(Dataset items)

——

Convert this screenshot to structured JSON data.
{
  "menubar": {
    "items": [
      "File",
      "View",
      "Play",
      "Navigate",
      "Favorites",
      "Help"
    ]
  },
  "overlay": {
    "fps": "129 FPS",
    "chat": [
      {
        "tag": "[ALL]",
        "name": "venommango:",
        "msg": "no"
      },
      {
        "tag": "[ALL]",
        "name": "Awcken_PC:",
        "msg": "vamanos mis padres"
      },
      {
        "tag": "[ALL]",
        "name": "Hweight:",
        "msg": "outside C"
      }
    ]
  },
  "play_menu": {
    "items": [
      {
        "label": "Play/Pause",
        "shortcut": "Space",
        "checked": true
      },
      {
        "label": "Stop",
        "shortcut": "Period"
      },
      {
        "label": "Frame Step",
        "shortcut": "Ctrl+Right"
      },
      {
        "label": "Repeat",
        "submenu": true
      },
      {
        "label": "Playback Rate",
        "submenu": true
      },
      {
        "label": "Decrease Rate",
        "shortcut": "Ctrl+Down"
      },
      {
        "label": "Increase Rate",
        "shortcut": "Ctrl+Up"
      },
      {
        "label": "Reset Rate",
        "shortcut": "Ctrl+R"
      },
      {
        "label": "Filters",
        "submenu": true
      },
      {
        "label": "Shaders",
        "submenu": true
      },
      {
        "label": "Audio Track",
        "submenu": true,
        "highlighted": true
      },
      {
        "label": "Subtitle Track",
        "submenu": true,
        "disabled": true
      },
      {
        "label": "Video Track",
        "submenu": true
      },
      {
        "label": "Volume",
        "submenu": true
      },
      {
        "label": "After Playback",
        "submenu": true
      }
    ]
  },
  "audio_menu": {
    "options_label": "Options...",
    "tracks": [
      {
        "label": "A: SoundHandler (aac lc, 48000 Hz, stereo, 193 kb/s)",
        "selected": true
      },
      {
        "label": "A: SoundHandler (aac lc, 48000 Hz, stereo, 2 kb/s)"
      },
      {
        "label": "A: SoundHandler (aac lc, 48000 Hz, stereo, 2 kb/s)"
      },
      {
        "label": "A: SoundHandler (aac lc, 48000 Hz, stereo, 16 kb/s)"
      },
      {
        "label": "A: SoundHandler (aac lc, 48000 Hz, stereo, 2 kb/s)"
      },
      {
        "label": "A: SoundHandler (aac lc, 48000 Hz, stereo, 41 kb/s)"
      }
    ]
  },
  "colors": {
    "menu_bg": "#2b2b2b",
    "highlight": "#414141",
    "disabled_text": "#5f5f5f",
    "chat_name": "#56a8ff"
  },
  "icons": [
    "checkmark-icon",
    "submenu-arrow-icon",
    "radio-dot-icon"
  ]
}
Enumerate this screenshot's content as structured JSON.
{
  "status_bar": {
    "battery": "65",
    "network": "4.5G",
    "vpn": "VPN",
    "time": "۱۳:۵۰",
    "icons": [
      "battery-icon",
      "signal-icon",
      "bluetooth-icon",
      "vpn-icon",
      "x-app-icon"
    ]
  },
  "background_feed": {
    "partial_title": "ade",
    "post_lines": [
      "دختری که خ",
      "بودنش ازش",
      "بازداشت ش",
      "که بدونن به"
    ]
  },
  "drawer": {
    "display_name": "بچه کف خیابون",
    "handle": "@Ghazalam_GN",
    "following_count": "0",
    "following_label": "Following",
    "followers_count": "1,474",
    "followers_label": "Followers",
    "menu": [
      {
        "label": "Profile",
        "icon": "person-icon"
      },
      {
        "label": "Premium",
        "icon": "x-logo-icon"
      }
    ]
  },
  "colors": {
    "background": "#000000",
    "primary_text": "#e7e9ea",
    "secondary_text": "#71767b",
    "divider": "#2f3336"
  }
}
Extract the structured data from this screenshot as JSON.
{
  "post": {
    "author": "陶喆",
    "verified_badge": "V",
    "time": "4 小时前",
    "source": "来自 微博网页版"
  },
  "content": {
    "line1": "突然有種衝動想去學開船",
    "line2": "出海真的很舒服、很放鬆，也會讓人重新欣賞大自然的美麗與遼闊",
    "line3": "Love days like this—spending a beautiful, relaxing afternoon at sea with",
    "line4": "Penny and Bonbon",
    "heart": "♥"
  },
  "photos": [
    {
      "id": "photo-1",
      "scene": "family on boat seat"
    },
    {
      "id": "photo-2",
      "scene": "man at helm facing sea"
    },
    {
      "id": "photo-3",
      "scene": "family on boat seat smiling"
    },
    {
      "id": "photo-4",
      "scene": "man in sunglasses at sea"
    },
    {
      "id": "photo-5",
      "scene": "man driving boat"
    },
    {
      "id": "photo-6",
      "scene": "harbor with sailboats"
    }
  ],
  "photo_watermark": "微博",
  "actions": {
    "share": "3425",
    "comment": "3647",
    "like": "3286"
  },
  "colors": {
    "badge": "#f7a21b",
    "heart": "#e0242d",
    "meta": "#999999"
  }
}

——

Exercise brief. The required answer is a single number: the count of lines in the entries that hold the string "seat".

Problem solution. 2